- **Required task**: From the listing below, extract each entry exactly as written, minus the images.

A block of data
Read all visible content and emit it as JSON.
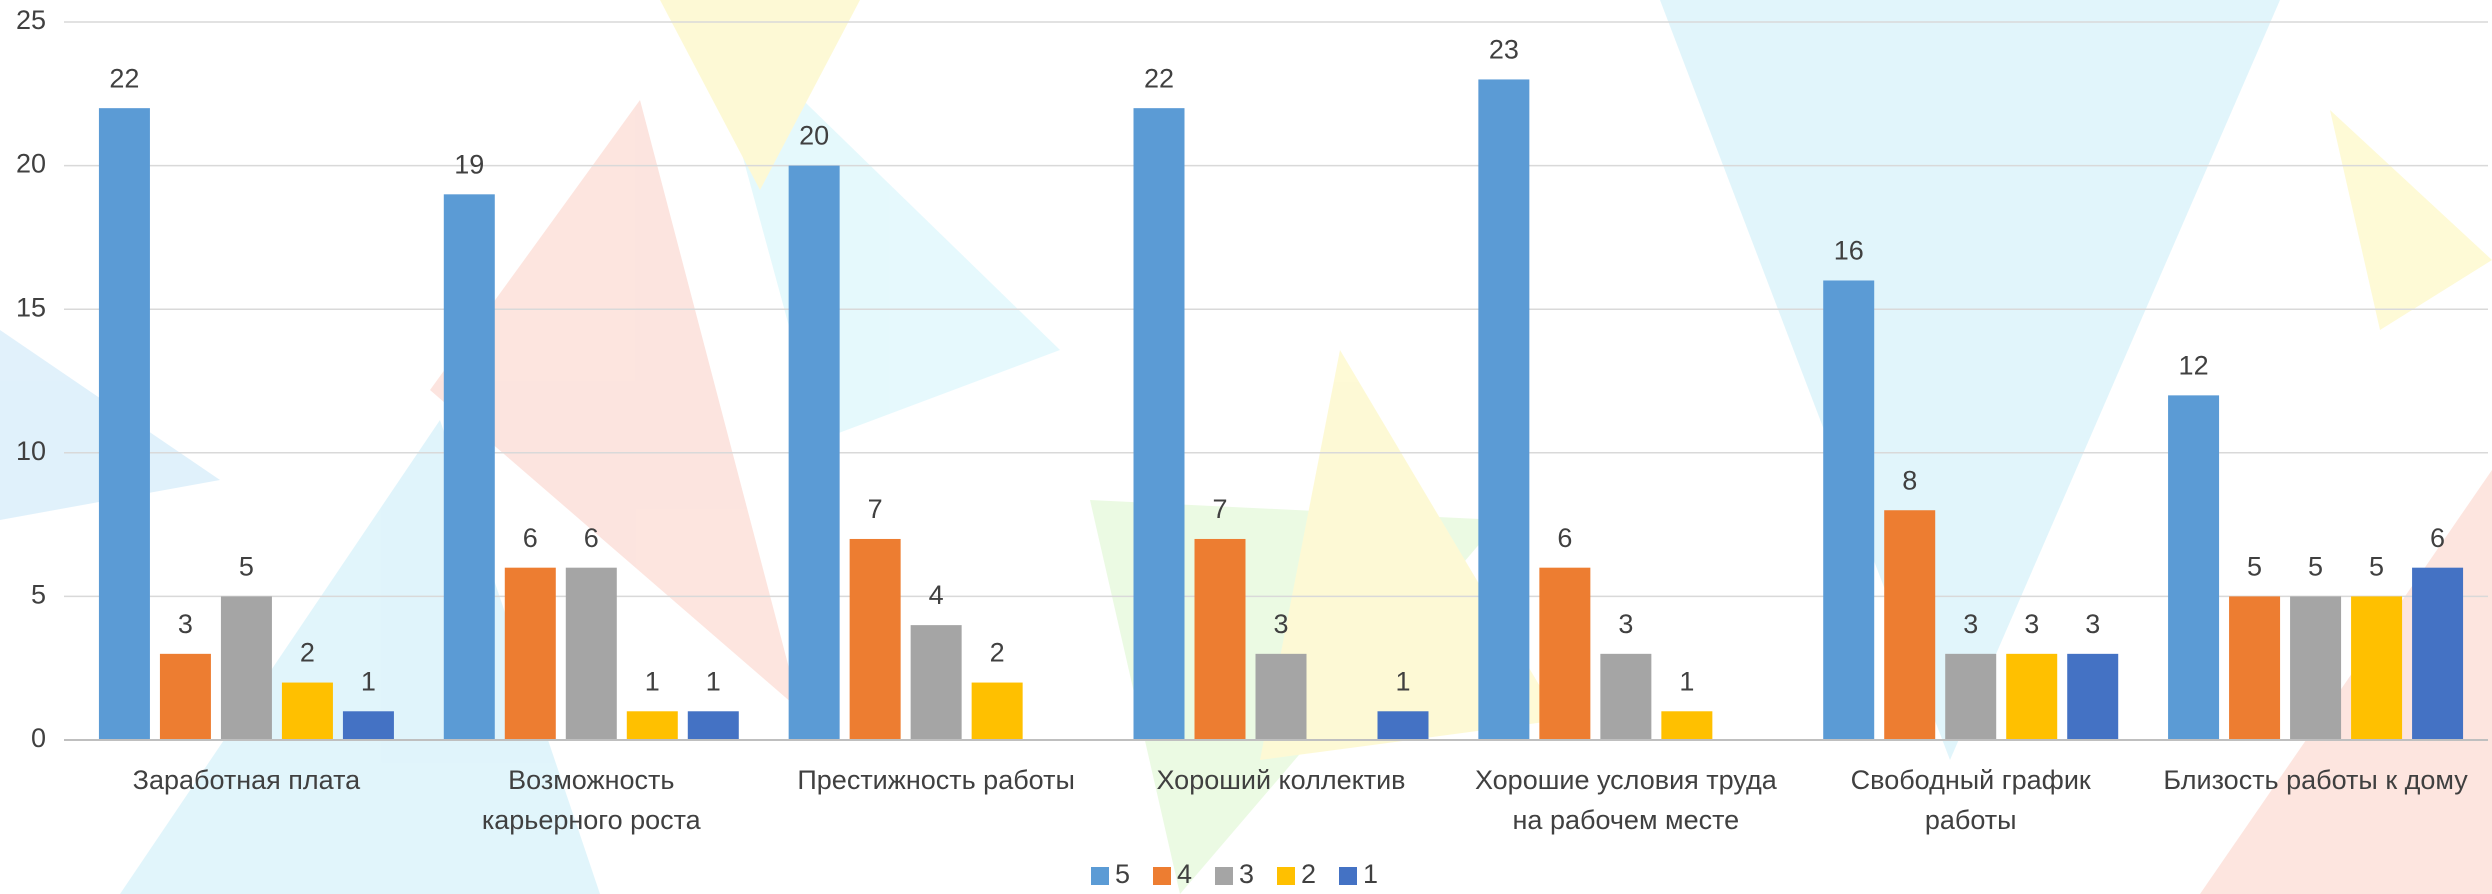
{
  "chart_data": {
    "type": "bar",
    "categories": [
      "Заработная плата",
      "Возможность карьерного роста",
      "Престижность работы",
      "Хороший коллектив",
      "Хорошие условия труда на рабочем месте",
      "Свободный график работы",
      "Близость работы к дому"
    ],
    "series": [
      {
        "name": "5",
        "color": "#5b9bd5",
        "values": [
          22,
          19,
          20,
          22,
          23,
          16,
          12
        ]
      },
      {
        "name": "4",
        "color": "#ed7d31",
        "values": [
          3,
          6,
          7,
          7,
          6,
          8,
          5
        ]
      },
      {
        "name": "3",
        "color": "#a5a5a5",
        "values": [
          5,
          6,
          4,
          3,
          3,
          3,
          5
        ]
      },
      {
        "name": "2",
        "color": "#ffc000",
        "values": [
          2,
          1,
          2,
          null,
          1,
          3,
          5
        ]
      },
      {
        "name": "1",
        "color": "#4472c4",
        "values": [
          1,
          1,
          null,
          1,
          null,
          3,
          6
        ]
      }
    ],
    "ylim": [
      0,
      25
    ],
    "yticks": [
      0,
      5,
      10,
      15,
      20,
      25
    ],
    "grid": true,
    "legend": "bottom"
  }
}
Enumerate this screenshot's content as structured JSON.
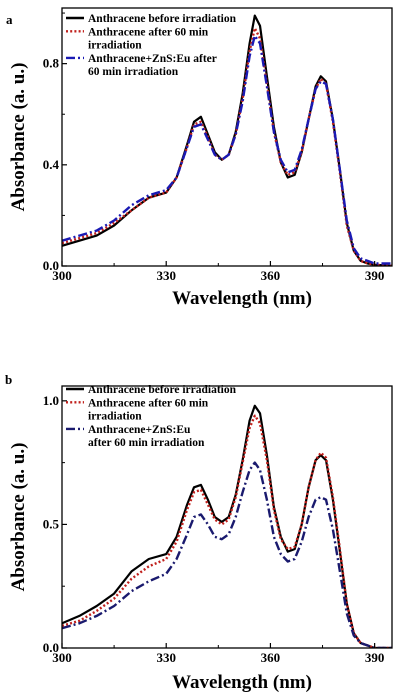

- **Expected answer**:
Read all visible content and emit it as JSON.
{
  "chart_data": {
    "type": "bar",
    "categories": [
      "Заработная плата",
      "Возможность карьерного роста",
      "Престижность работы",
      "Хороший коллектив",
      "Хорошие условия труда на рабочем месте",
      "Свободный график работы",
      "Близость работы к дому"
    ],
    "series": [
      {
        "name": "5",
        "color": "#5b9bd5",
        "values": [
          22,
          19,
          20,
          22,
          23,
          16,
          12
        ]
      },
      {
        "name": "4",
        "color": "#ed7d31",
        "values": [
          3,
          6,
          7,
          7,
          6,
          8,
          5
        ]
      },
      {
        "name": "3",
        "color": "#a5a5a5",
        "values": [
          5,
          6,
          4,
          3,
          3,
          3,
          5
        ]
      },
      {
        "name": "2",
        "color": "#ffc000",
        "values": [
          2,
          1,
          2,
          null,
          1,
          3,
          5
        ]
      },
      {
        "name": "1",
        "color": "#4472c4",
        "values": [
          1,
          1,
          null,
          1,
          null,
          3,
          6
        ]
      }
    ],
    "ylim": [
      0,
      25
    ],
    "yticks": [
      0,
      5,
      10,
      15,
      20,
      25
    ],
    "grid": true,
    "legend": "bottom"
  }
}
Enumerate this screenshot's content as structured JSON.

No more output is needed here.